EXERCISE GOAL →
Look through the entries below and count the lines with the word "under" in them; give only the number.

[start]

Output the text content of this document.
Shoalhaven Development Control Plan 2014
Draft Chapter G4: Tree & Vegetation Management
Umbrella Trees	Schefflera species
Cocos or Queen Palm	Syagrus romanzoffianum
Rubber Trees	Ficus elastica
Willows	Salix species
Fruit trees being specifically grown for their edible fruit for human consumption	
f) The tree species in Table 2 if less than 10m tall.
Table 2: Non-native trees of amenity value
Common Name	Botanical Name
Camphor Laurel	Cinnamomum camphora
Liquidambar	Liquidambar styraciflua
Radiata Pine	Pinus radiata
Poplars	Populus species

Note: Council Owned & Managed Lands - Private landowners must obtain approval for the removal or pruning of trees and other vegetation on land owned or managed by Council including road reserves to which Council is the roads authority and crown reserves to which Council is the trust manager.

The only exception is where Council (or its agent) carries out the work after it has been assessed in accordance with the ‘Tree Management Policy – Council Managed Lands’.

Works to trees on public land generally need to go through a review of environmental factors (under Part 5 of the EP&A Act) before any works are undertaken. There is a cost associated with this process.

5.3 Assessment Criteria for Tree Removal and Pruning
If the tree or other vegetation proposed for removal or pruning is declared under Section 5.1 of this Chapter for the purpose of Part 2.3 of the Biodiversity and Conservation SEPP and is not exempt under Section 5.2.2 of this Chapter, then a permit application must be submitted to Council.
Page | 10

[end]

RESULT FOR THIS TASK →
2